## REQUIRED ACTIONS
1/ In the email thread about OpenPGP on a smartphone, what device is given as an example of external key storage?
2/ Please continue the email thread about OpenPGP on a smartphone from the point where it stops.

## DOCUMENT SECTION

Re: In case you use OpenPGP on a smartphone ...

2020-08-12 Thread Felix Winterhalter
That's a good article and I think it makes a lot of sense in the
context. I still think PGP is valid for sending encrypted emails if you
exchange public keys beforehand (as he also states he still uses it in
that manner). The web of trust also never did anything for me sadly.

On 12/08/2020 20:29, Ryan McGinnis via Gnupg-users wrote:
> The reasons to abandon PGP for secure communications have been
> accepted in the security community for years.  Here’s one security
> researcher explaining why (there are many others out there with
> similar sentiments): 
>
> https://arstechnica.com/information-technology/2016/12/op-ed-im-giving-up-on-pgp/
>
> -Ryan McGinnis
> http://www.bigstormpicture.com
> PGP Fingerprint: 5C73 8727 EE58 786A 777C 4F1D B5AA 3FA3 486E D7AD
>
>
> Sent from ProtonMail Mobile
>
>
> On Wed, Aug 12, 2020 at 13:07, Felix  > wrote:
>>
>> I'm not sure that there are solutions orders of magnitude more secure
>> that are available readily.
>>
>> Also people tend to get emails on the go as well that might be
>> encrypted. It's convenient to decrypt emails on a smartphone and not
>> really that insecure if you're using an external device for actual
>> keystorage (such as a Yubikey).

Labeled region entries
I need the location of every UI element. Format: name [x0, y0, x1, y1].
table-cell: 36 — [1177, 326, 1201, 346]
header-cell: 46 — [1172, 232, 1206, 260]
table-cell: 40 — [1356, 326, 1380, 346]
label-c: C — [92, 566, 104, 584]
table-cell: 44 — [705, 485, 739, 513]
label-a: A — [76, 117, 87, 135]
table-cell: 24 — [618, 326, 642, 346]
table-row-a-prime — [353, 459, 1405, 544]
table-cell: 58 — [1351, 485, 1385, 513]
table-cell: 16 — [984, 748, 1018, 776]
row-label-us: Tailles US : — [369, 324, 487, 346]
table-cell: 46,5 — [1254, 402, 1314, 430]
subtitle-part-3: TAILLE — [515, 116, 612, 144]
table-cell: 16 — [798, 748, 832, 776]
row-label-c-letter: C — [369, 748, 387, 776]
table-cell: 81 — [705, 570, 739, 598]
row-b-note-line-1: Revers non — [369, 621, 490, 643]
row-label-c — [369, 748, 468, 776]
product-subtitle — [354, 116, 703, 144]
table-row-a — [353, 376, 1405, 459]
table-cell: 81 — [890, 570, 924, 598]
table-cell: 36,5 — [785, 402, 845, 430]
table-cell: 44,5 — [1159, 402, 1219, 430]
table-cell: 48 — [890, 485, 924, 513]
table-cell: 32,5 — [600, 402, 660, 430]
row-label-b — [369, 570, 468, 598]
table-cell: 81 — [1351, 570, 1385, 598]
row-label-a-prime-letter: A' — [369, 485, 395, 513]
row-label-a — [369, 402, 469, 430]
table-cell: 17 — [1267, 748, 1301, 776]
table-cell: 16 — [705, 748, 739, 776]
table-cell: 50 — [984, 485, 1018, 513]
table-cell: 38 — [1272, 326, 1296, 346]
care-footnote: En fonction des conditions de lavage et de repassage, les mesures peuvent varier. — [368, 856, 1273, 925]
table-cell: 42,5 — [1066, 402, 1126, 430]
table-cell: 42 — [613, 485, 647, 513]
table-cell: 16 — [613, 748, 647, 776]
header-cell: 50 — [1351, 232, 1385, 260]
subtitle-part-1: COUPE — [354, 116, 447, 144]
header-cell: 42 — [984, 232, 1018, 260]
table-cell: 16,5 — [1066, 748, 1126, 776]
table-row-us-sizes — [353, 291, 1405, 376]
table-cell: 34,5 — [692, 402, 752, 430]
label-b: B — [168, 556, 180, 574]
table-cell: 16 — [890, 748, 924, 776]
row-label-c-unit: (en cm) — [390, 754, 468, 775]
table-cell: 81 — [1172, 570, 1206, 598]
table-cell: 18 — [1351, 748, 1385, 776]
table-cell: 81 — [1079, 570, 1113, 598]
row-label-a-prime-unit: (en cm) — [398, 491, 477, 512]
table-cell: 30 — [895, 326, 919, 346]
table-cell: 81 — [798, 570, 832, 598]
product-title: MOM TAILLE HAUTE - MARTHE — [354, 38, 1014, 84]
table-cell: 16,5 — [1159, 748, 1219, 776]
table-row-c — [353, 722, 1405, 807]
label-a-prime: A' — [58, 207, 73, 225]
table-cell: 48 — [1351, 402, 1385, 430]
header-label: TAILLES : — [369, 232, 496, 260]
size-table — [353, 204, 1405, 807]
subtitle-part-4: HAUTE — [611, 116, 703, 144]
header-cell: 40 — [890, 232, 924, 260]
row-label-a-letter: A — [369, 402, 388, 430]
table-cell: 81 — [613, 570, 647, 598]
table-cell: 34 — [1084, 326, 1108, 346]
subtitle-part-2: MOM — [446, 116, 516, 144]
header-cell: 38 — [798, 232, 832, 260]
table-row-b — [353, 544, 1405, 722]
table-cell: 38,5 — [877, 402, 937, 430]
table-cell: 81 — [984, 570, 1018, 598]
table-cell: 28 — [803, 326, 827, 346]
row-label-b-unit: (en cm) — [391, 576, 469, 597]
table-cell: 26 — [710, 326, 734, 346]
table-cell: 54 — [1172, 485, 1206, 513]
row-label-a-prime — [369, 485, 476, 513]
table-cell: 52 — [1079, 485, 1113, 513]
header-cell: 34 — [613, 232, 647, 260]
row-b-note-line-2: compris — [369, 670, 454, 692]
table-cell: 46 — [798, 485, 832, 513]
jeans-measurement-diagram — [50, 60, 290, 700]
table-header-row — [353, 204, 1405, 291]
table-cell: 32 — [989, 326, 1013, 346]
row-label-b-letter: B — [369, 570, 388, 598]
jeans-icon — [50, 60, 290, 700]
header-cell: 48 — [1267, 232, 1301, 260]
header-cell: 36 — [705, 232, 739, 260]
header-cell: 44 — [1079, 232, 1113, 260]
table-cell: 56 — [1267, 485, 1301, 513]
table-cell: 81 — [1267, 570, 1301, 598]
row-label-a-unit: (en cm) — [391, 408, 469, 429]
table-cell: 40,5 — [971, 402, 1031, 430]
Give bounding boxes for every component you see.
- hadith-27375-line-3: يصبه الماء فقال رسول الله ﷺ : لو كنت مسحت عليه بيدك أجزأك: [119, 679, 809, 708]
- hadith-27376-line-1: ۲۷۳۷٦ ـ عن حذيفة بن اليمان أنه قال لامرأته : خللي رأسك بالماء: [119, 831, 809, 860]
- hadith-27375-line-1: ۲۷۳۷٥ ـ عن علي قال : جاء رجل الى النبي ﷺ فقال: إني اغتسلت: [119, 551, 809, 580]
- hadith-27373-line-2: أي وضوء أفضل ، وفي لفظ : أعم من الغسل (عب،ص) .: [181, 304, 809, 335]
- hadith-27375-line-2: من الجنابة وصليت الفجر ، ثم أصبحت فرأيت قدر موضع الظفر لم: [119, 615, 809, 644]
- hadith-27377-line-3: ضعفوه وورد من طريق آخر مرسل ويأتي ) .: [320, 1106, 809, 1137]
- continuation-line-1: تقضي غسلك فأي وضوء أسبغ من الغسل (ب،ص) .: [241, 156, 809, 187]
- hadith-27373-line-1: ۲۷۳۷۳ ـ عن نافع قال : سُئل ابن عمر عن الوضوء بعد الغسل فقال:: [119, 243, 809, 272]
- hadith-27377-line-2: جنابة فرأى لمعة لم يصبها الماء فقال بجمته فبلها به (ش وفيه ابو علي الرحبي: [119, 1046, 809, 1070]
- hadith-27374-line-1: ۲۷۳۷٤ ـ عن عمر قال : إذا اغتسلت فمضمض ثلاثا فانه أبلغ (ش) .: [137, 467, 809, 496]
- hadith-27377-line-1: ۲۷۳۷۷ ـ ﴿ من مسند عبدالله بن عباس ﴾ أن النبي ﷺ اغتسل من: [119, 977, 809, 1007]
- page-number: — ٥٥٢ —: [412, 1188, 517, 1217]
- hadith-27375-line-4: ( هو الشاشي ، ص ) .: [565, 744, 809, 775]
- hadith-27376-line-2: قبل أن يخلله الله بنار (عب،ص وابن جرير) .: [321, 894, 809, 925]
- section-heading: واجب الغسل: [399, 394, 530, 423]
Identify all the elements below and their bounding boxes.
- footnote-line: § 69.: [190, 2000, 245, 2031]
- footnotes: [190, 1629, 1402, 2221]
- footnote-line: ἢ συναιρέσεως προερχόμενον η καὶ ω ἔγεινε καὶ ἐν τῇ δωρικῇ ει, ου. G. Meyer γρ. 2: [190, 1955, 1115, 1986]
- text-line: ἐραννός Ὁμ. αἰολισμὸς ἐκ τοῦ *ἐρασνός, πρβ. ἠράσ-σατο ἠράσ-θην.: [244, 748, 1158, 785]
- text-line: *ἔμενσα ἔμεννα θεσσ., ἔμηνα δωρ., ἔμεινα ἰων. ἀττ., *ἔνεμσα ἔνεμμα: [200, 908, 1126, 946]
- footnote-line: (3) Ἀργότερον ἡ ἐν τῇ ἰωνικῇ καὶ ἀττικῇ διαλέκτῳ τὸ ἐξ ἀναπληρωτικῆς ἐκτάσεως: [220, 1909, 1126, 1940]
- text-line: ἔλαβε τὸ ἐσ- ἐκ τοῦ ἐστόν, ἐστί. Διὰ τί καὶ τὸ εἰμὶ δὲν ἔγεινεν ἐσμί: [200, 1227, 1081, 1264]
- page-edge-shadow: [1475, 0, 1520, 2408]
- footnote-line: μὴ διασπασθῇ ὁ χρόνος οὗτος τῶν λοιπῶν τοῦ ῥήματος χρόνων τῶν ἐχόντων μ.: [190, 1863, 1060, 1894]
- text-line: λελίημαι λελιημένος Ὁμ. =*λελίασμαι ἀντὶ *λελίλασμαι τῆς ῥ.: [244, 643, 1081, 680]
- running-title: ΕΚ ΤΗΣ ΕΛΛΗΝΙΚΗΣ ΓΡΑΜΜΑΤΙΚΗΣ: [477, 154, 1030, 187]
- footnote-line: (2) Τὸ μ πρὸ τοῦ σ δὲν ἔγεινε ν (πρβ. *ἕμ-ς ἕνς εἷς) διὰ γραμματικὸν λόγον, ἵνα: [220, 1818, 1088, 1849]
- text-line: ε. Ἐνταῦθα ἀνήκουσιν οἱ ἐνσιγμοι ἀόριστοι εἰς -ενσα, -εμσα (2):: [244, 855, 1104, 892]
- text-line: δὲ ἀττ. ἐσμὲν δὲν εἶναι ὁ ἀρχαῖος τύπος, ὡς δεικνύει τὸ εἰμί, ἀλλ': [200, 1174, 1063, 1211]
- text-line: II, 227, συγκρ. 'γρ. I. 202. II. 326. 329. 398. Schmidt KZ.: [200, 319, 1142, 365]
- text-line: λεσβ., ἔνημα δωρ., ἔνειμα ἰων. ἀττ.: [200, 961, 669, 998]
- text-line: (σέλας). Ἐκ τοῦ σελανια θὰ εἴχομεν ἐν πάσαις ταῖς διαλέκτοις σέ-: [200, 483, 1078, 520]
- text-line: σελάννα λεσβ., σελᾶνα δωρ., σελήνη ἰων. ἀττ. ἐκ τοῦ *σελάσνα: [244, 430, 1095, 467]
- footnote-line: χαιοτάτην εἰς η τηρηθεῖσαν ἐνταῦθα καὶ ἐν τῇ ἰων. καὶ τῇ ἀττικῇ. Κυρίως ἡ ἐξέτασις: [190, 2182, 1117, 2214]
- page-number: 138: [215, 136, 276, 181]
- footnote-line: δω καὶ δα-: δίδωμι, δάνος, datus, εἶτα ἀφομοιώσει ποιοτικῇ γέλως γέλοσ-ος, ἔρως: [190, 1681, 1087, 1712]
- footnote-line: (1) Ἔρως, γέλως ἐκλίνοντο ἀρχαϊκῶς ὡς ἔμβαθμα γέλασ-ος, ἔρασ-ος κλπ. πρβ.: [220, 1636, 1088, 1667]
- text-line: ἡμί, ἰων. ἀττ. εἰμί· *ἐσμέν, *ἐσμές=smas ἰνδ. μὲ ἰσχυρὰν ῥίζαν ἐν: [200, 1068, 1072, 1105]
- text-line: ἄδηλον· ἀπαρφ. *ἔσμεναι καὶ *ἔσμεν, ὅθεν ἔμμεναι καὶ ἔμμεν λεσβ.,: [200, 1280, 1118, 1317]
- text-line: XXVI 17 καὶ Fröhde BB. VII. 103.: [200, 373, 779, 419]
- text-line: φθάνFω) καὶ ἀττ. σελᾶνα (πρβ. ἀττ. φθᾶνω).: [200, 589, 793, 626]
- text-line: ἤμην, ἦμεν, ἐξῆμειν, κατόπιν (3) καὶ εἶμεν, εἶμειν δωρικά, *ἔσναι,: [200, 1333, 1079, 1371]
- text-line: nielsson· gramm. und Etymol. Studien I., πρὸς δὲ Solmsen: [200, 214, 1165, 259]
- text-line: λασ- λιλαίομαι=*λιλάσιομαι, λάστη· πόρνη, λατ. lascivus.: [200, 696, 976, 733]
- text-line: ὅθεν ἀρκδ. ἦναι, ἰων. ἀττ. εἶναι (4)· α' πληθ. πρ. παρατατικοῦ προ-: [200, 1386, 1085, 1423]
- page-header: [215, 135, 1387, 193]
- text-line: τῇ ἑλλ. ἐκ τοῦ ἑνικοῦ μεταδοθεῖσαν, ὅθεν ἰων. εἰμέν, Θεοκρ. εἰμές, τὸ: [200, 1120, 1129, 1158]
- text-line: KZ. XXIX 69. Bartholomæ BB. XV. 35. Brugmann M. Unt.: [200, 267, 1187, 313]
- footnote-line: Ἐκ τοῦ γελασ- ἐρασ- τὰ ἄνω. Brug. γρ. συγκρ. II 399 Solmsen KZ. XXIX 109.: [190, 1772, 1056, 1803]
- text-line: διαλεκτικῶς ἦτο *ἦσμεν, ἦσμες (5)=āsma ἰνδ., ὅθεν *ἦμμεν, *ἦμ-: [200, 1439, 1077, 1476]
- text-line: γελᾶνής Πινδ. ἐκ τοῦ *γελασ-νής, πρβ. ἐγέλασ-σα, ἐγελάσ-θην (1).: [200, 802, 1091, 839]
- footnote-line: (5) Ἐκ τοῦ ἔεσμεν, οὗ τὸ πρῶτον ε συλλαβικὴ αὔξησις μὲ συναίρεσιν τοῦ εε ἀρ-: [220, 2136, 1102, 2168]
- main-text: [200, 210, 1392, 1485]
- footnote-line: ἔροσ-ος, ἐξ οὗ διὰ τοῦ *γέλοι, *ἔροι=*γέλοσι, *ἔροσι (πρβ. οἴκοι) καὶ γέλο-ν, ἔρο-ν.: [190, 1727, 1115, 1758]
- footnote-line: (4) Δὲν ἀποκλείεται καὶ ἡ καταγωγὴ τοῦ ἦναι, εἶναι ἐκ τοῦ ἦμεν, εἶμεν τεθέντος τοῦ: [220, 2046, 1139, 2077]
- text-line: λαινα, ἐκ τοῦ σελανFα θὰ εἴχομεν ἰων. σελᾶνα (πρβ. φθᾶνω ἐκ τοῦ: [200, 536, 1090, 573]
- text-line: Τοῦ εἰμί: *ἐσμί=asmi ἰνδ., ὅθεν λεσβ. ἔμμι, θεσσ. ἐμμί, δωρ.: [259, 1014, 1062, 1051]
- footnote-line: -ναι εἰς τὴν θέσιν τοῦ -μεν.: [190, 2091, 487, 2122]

## WRITTEN RESPONSES
1/ A Yubikey.

2/
>>
>> I don't actually see what's so silly about the whole thing.
>>
>> On 2020-08-12 18:57, Ryan McGinnis via Gnupg-users wrote:
>>> Well yes I realize that it exists, what I'm saying is why would anyone
>>> use it for secure communications on a smartphone when there are
>>> solutions orders of magnitude more secure and simple to use.  It'd be
>>> like buying a helicopter but deciding you'd still fly only 2 feet off
>>> the ground and stick to paved roads. 
>>>
>>>
>>>
>>> On 8/12/20 11:46 AM, Stefan Claas wrote:
 Ryan McGinnis via Gnupg-users wrote:

> I guess the real question is: what are people using PGP for on mobile
> devices?  If it's for communication, that's silly.  There are at least a
> half dozen far, far, far better ways to securely communicate on a
> smartphone.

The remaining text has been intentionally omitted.